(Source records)
** Begin **

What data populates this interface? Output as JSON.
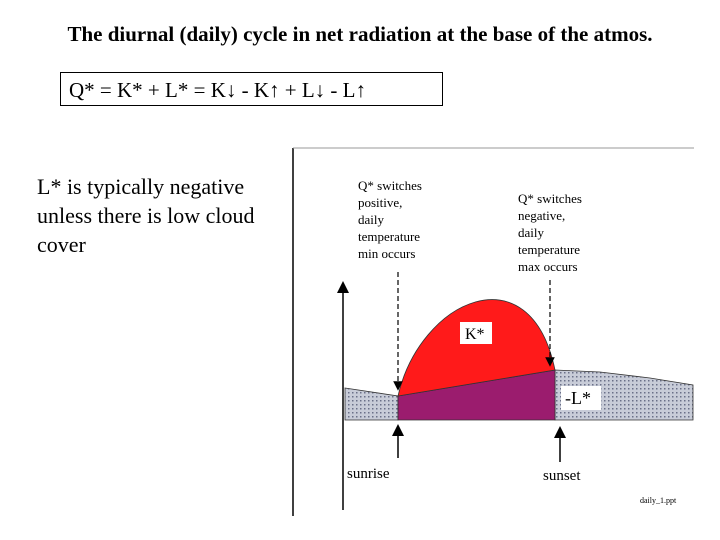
{
  "title": "The diurnal (daily) cycle in net radiation at the base of the atmos.",
  "equation": "Q* = K* + L* = K↓ - K↑  +  L↓ - L↑",
  "note": "L* is typically negative unless there is low cloud cover",
  "diagram": {
    "q_positive": [
      "Q* switches",
      "positive,",
      "daily",
      "temperature",
      "min occurs"
    ],
    "q_negative": [
      "Q* switches",
      "negative,",
      "daily",
      "temperature",
      "max occurs"
    ],
    "k_star": "K*",
    "l_star": "-L*",
    "sunrise": "sunrise",
    "sunset": "sunset",
    "file": "daily_1.ppt"
  }
}
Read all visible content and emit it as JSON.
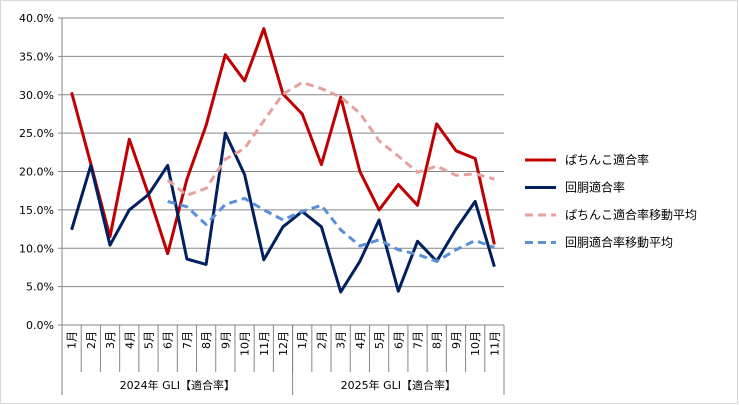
{
  "chart_data": {
    "type": "line",
    "title": "",
    "xlabel": "",
    "ylabel": "",
    "ylim": [
      0,
      40
    ],
    "yticks": [
      "0.0%",
      "5.0%",
      "10.0%",
      "15.0%",
      "20.0%",
      "25.0%",
      "30.0%",
      "35.0%",
      "40.0%"
    ],
    "grid": true,
    "legend_position": "right",
    "categories": [
      "1月",
      "2月",
      "3月",
      "4月",
      "5月",
      "6月",
      "7月",
      "8月",
      "9月",
      "10月",
      "11月",
      "12月",
      "1月",
      "2月",
      "3月",
      "4月",
      "5月",
      "6月",
      "7月",
      "8月",
      "9月",
      "10月",
      "11月"
    ],
    "groups": [
      {
        "label": "2024年 GLI【適合率】",
        "count": 12
      },
      {
        "label": "2025年 GLI【適合率】",
        "count": 11
      }
    ],
    "series": [
      {
        "name": "ぱちんこ適合率",
        "color": "#c00000",
        "dash": false,
        "values": [
          30.3,
          21.0,
          11.5,
          24.2,
          17.0,
          9.3,
          19.0,
          26.0,
          35.2,
          31.8,
          38.6,
          30.1,
          27.5,
          20.9,
          29.7,
          20.0,
          15.0,
          18.3,
          15.6,
          26.2,
          22.7,
          21.7,
          10.5
        ]
      },
      {
        "name": "回胴適合率",
        "color": "#002060",
        "dash": false,
        "values": [
          12.4,
          20.8,
          10.4,
          15.0,
          17.0,
          20.8,
          8.6,
          7.9,
          25.0,
          19.6,
          8.5,
          12.8,
          14.8,
          12.8,
          4.3,
          8.3,
          13.7,
          4.4,
          10.9,
          8.3,
          12.5,
          16.1,
          7.6
        ]
      },
      {
        "name": "ぱちんこ適合率移動平均",
        "color": "#e6a0a0",
        "dash": true,
        "values": [
          null,
          null,
          null,
          null,
          null,
          18.9,
          16.9,
          17.8,
          21.6,
          23.0,
          26.6,
          30.1,
          31.6,
          30.8,
          29.7,
          27.6,
          24.0,
          22.0,
          19.9,
          20.7,
          19.5,
          19.7,
          19.0
        ]
      },
      {
        "name": "回胴適合率移動平均",
        "color": "#5b8fd6",
        "dash": true,
        "values": [
          null,
          null,
          null,
          null,
          null,
          16.1,
          15.4,
          13.1,
          15.7,
          16.5,
          15.0,
          13.7,
          14.8,
          15.6,
          12.4,
          10.3,
          11.1,
          9.8,
          9.2,
          8.3,
          9.8,
          11.0,
          10.1
        ]
      }
    ]
  }
}
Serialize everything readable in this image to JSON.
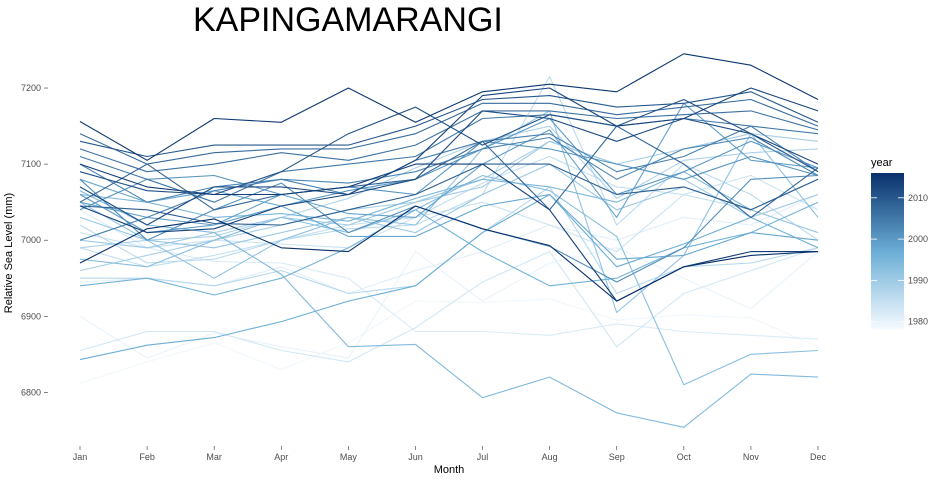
{
  "chart_data": {
    "type": "line",
    "title": "KAPINGAMARANGI",
    "xlabel": "Month",
    "ylabel": "Relative Sea Level (mm)",
    "categories": [
      "Jan",
      "Feb",
      "Mar",
      "Apr",
      "May",
      "Jun",
      "Jul",
      "Aug",
      "Sep",
      "Oct",
      "Nov",
      "Dec"
    ],
    "ylim": [
      6740,
      7250
    ],
    "yticks": [
      6800,
      6900,
      7000,
      7100,
      7200
    ],
    "grid": false,
    "legend": {
      "title": "year",
      "position": "right",
      "ticks": [
        1980,
        1990,
        2000,
        2010
      ],
      "range": [
        1978,
        2016
      ],
      "color_low": "#f7fbff",
      "color_high": "#08306b"
    },
    "series": [
      {
        "year": 1979,
        "values": [
          6812,
          6840,
          6865,
          6830,
          6865,
          6920,
          6918,
          6923,
          6895,
          6902,
          6898,
          6860
        ]
      },
      {
        "year": 1980,
        "values": [
          6900,
          6845,
          6878,
          6860,
          6845,
          6985,
          6920,
          6970,
          6990,
          6950,
          6910,
          6985
        ]
      },
      {
        "year": 1981,
        "values": [
          6945,
          6950,
          6940,
          6965,
          6930,
          6960,
          6985,
          7020,
          7000,
          7030,
          7020,
          7060
        ]
      },
      {
        "year": 1982,
        "values": [
          7040,
          6990,
          6972,
          6970,
          6950,
          6880,
          6880,
          6875,
          6890,
          6880,
          6875,
          6870
        ]
      },
      {
        "year": 1983,
        "values": [
          6855,
          6880,
          6880,
          6855,
          6840,
          6885,
          6945,
          6985,
          6860,
          6930,
          6960,
          6990
        ]
      },
      {
        "year": 1984,
        "values": [
          7010,
          6990,
          7000,
          6995,
          6990,
          7030,
          7050,
          7020,
          6985,
          7060,
          7085,
          7040
        ]
      },
      {
        "year": 1985,
        "values": [
          6990,
          6965,
          6980,
          7000,
          7020,
          7030,
          7075,
          7110,
          7070,
          7060,
          7040,
          7010
        ]
      },
      {
        "year": 1986,
        "values": [
          7020,
          6970,
          6975,
          7000,
          7015,
          7020,
          7060,
          7215,
          7020,
          7100,
          7060,
          7000
        ]
      },
      {
        "year": 1987,
        "values": [
          6950,
          6950,
          6940,
          6960,
          6930,
          6940,
          7010,
          7070,
          6930,
          6965,
          6970,
          6990
        ]
      },
      {
        "year": 1988,
        "values": [
          6990,
          7000,
          7005,
          7030,
          7055,
          7095,
          7130,
          7150,
          7055,
          7105,
          7115,
          7120
        ]
      },
      {
        "year": 1989,
        "values": [
          6960,
          6980,
          7000,
          7020,
          7040,
          7050,
          7080,
          7130,
          7100,
          7120,
          7140,
          7130
        ]
      },
      {
        "year": 1990,
        "values": [
          7000,
          6990,
          7010,
          7030,
          7020,
          7050,
          7070,
          7130,
          7100,
          7080,
          7030,
          7060
        ]
      },
      {
        "year": 1991,
        "values": [
          7030,
          7000,
          6990,
          7010,
          7030,
          7010,
          7060,
          7100,
          7040,
          7070,
          7040,
          7010
        ]
      },
      {
        "year": 1992,
        "values": [
          7050,
          7000,
          6950,
          7000,
          7030,
          7020,
          7120,
          7170,
          6905,
          6980,
          7140,
          7030
        ]
      },
      {
        "year": 1993,
        "values": [
          6975,
          6965,
          7000,
          7030,
          7010,
          7040,
          7085,
          7065,
          7005,
          6810,
          6850,
          6855
        ]
      },
      {
        "year": 1994,
        "values": [
          7065,
          7020,
          7010,
          6955,
          6860,
          6863,
          6793,
          6820,
          6773,
          6754,
          6824,
          6820
        ]
      },
      {
        "year": 1995,
        "values": [
          7060,
          7050,
          7030,
          7035,
          7025,
          7055,
          7080,
          7070,
          7050,
          7090,
          7040,
          7080
        ]
      },
      {
        "year": 1996,
        "values": [
          6940,
          6950,
          6928,
          6950,
          6990,
          7040,
          6985,
          6940,
          6950,
          6990,
          7010,
          7050
        ]
      },
      {
        "year": 1997,
        "values": [
          6843,
          6862,
          6872,
          6893,
          6920,
          6940,
          7010,
          7060,
          6965,
          6995,
          7030,
          6990
        ]
      },
      {
        "year": 1998,
        "values": [
          7080,
          7050,
          7065,
          7045,
          7005,
          7005,
          7045,
          7060,
          6975,
          6980,
          7010,
          7000
        ]
      },
      {
        "year": 1999,
        "values": [
          7050,
          7030,
          7020,
          7060,
          7035,
          7030,
          7100,
          7145,
          7030,
          7180,
          7105,
          7095
        ]
      },
      {
        "year": 2000,
        "values": [
          7060,
          7010,
          7020,
          7045,
          7065,
          7080,
          7120,
          7160,
          7060,
          7090,
          7130,
          7095
        ]
      },
      {
        "year": 2001,
        "values": [
          7040,
          7080,
          7085,
          7060,
          7070,
          7060,
          7130,
          7120,
          7100,
          7080,
          7110,
          7085
        ]
      },
      {
        "year": 2002,
        "values": [
          7080,
          7000,
          7040,
          7075,
          7010,
          7045,
          7015,
          6992,
          6945,
          6990,
          7080,
          7085
        ]
      },
      {
        "year": 2003,
        "values": [
          7100,
          7050,
          7070,
          7080,
          7075,
          7090,
          7120,
          7135,
          7080,
          7120,
          7135,
          7085
        ]
      },
      {
        "year": 2004,
        "values": [
          7000,
          7030,
          7065,
          7080,
          7060,
          7105,
          7130,
          7140,
          7090,
          7110,
          7150,
          7090
        ]
      },
      {
        "year": 2005,
        "values": [
          7110,
          7080,
          7050,
          7090,
          7100,
          7110,
          7160,
          7165,
          7150,
          7160,
          7150,
          7140
        ]
      },
      {
        "year": 2006,
        "values": [
          7120,
          7090,
          7100,
          7115,
          7105,
          7125,
          7170,
          7170,
          7160,
          7165,
          7170,
          7145
        ]
      },
      {
        "year": 2007,
        "values": [
          7140,
          7100,
          7115,
          7120,
          7120,
          7140,
          7180,
          7180,
          7165,
          7175,
          7185,
          7150
        ]
      },
      {
        "year": 2008,
        "values": [
          7050,
          7100,
          7040,
          7060,
          7070,
          7080,
          7130,
          7040,
          7150,
          7100,
          7030,
          7095
        ]
      },
      {
        "year": 2009,
        "values": [
          7045,
          7040,
          7022,
          7020,
          7040,
          7060,
          7100,
          7100,
          7060,
          7070,
          7040,
          7080
        ]
      },
      {
        "year": 2010,
        "values": [
          7130,
          7110,
          7125,
          7125,
          7125,
          7150,
          7185,
          7190,
          7175,
          7180,
          7195,
          7155
        ]
      },
      {
        "year": 2011,
        "values": [
          7090,
          7065,
          7060,
          7090,
          7140,
          7175,
          7125,
          7165,
          7150,
          7185,
          7140,
          7090
        ]
      },
      {
        "year": 2012,
        "values": [
          7070,
          7020,
          7070,
          7070,
          7060,
          7080,
          7170,
          7160,
          7130,
          7160,
          7140,
          7100
        ]
      },
      {
        "year": 2013,
        "values": [
          7045,
          7010,
          7015,
          7045,
          7060,
          7105,
          7190,
          7200,
          7150,
          7160,
          7200,
          7170
        ]
      },
      {
        "year": 2014,
        "values": [
          7100,
          7070,
          7060,
          7060,
          7070,
          7100,
          7100,
          7040,
          6920,
          6965,
          6985,
          6985
        ]
      },
      {
        "year": 2015,
        "values": [
          7156,
          7105,
          7160,
          7155,
          7200,
          7155,
          7195,
          7205,
          7195,
          7245,
          7230,
          7185
        ]
      },
      {
        "year": 2016,
        "values": [
          6970,
          7015,
          7028,
          6990,
          6985,
          7045,
          7015,
          6993,
          6920,
          6965,
          6980,
          6985
        ]
      }
    ]
  }
}
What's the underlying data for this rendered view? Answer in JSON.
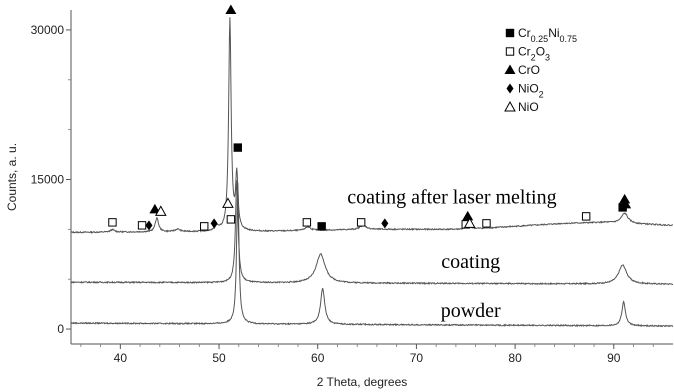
{
  "chart_data": {
    "type": "line",
    "title": "",
    "xlabel": "2 Theta, degrees",
    "ylabel": "Counts, a. u.",
    "xlim": [
      35,
      96
    ],
    "ylim": [
      -1500,
      32000
    ],
    "x_ticks": [
      "40",
      "50",
      "60",
      "70",
      "80",
      "90"
    ],
    "y_ticks": [
      "0",
      "15000",
      "30000"
    ],
    "grid": false,
    "legend_position": "top-right",
    "legend": [
      {
        "name": "Cr0.25Ni0.75",
        "base": "Cr",
        "sub1": "0.25",
        "mid": "Ni",
        "sub2": "0.75",
        "marker": "filled-square"
      },
      {
        "name": "Cr2O3",
        "base": "Cr",
        "sub1": "2",
        "mid": "O",
        "sub2": "3",
        "marker": "open-square"
      },
      {
        "name": "CrO",
        "base": "CrO",
        "sub1": "",
        "mid": "",
        "sub2": "",
        "marker": "filled-triangle"
      },
      {
        "name": "NiO2",
        "base": "NiO",
        "sub1": "2",
        "mid": "",
        "sub2": "",
        "marker": "filled-diamond"
      },
      {
        "name": "NiO",
        "base": "NiO",
        "sub1": "",
        "mid": "",
        "sub2": "",
        "marker": "open-triangle"
      }
    ],
    "series": [
      {
        "name": "coating after laser melting",
        "label_x": 73.6,
        "label_y": 12600,
        "baseline": [
          [
            35,
            9700
          ],
          [
            55,
            9800
          ],
          [
            65,
            10000
          ],
          [
            75,
            10000
          ],
          [
            85,
            10600
          ],
          [
            89,
            10700
          ],
          [
            96,
            10400
          ]
        ],
        "peaks": [
          {
            "x": 39.2,
            "h": 250,
            "w": 0.25
          },
          {
            "x": 43.7,
            "h": 1400,
            "w": 0.2
          },
          {
            "x": 45.8,
            "h": 250,
            "w": 0.3
          },
          {
            "x": 49.8,
            "h": 400,
            "w": 0.25
          },
          {
            "x": 51.1,
            "h": 21300,
            "w": 0.15
          },
          {
            "x": 51.8,
            "h": 5500,
            "w": 0.14
          },
          {
            "x": 59.0,
            "h": 350,
            "w": 0.35
          },
          {
            "x": 64.6,
            "h": 450,
            "w": 0.35
          },
          {
            "x": 75.3,
            "h": 300,
            "w": 0.35
          },
          {
            "x": 91.1,
            "h": 1000,
            "w": 0.4
          }
        ]
      },
      {
        "name": "coating",
        "label_x": 75.5,
        "label_y": 6100,
        "baseline": [
          [
            35,
            4700
          ],
          [
            96,
            4500
          ]
        ],
        "peaks": [
          {
            "x": 51.8,
            "h": 10300,
            "w": 0.16
          },
          {
            "x": 60.3,
            "h": 2900,
            "w": 0.55
          },
          {
            "x": 90.9,
            "h": 1900,
            "w": 0.5
          }
        ]
      },
      {
        "name": "powder",
        "label_x": 75.5,
        "label_y": 1200,
        "baseline": [
          [
            35,
            600
          ],
          [
            96,
            300
          ]
        ],
        "peaks": [
          {
            "x": 51.9,
            "h": 14200,
            "w": 0.14
          },
          {
            "x": 60.5,
            "h": 3600,
            "w": 0.25
          },
          {
            "x": 91.0,
            "h": 2400,
            "w": 0.22
          }
        ]
      }
    ],
    "phase_markers": [
      {
        "phase": "Cr2O3",
        "marker": "open-square",
        "x": 39.2,
        "y": 10700
      },
      {
        "phase": "Cr2O3",
        "marker": "open-square",
        "x": 42.2,
        "y": 10400
      },
      {
        "phase": "NiO2",
        "marker": "filled-diamond",
        "x": 42.9,
        "y": 10400
      },
      {
        "phase": "CrO",
        "marker": "filled-triangle",
        "x": 43.5,
        "y": 12000
      },
      {
        "phase": "NiO",
        "marker": "open-triangle",
        "x": 44.1,
        "y": 11800
      },
      {
        "phase": "Cr2O3",
        "marker": "open-square",
        "x": 48.5,
        "y": 10300
      },
      {
        "phase": "NiO2",
        "marker": "filled-diamond",
        "x": 49.5,
        "y": 10600
      },
      {
        "phase": "NiO",
        "marker": "open-triangle",
        "x": 50.9,
        "y": 12600
      },
      {
        "phase": "Cr2O3",
        "marker": "open-square",
        "x": 51.2,
        "y": 11000
      },
      {
        "phase": "CrO",
        "marker": "filled-triangle",
        "x": 51.2,
        "y": 32000
      },
      {
        "phase": "Cr0.25Ni0.75",
        "marker": "filled-square",
        "x": 51.9,
        "y": 18200
      },
      {
        "phase": "Cr2O3",
        "marker": "open-square",
        "x": 58.9,
        "y": 10700
      },
      {
        "phase": "Cr0.25Ni0.75",
        "marker": "filled-square",
        "x": 60.4,
        "y": 10300
      },
      {
        "phase": "Cr2O3",
        "marker": "open-square",
        "x": 64.4,
        "y": 10700
      },
      {
        "phase": "NiO2",
        "marker": "filled-diamond",
        "x": 66.8,
        "y": 10600
      },
      {
        "phase": "CrO",
        "marker": "filled-triangle",
        "x": 75.2,
        "y": 11300
      },
      {
        "phase": "Cr2O3",
        "marker": "open-square",
        "x": 75.0,
        "y": 10500
      },
      {
        "phase": "NiO",
        "marker": "open-triangle",
        "x": 75.4,
        "y": 10600
      },
      {
        "phase": "Cr2O3",
        "marker": "open-square",
        "x": 77.1,
        "y": 10600
      },
      {
        "phase": "Cr2O3",
        "marker": "open-square",
        "x": 87.2,
        "y": 11300
      },
      {
        "phase": "CrO",
        "marker": "filled-triangle",
        "x": 91.1,
        "y": 13000
      },
      {
        "phase": "CrO",
        "marker": "filled-triangle",
        "x": 91.2,
        "y": 12500
      },
      {
        "phase": "Cr0.25Ni0.75",
        "marker": "filled-square",
        "x": 90.9,
        "y": 12200
      }
    ]
  }
}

** End **

Copy each line above where the string "What" occurs.

__SOLUTION BELOW__
What data populates this interface? Output as JSON.
What's the underlying data for this rendered view? Answer in JSON.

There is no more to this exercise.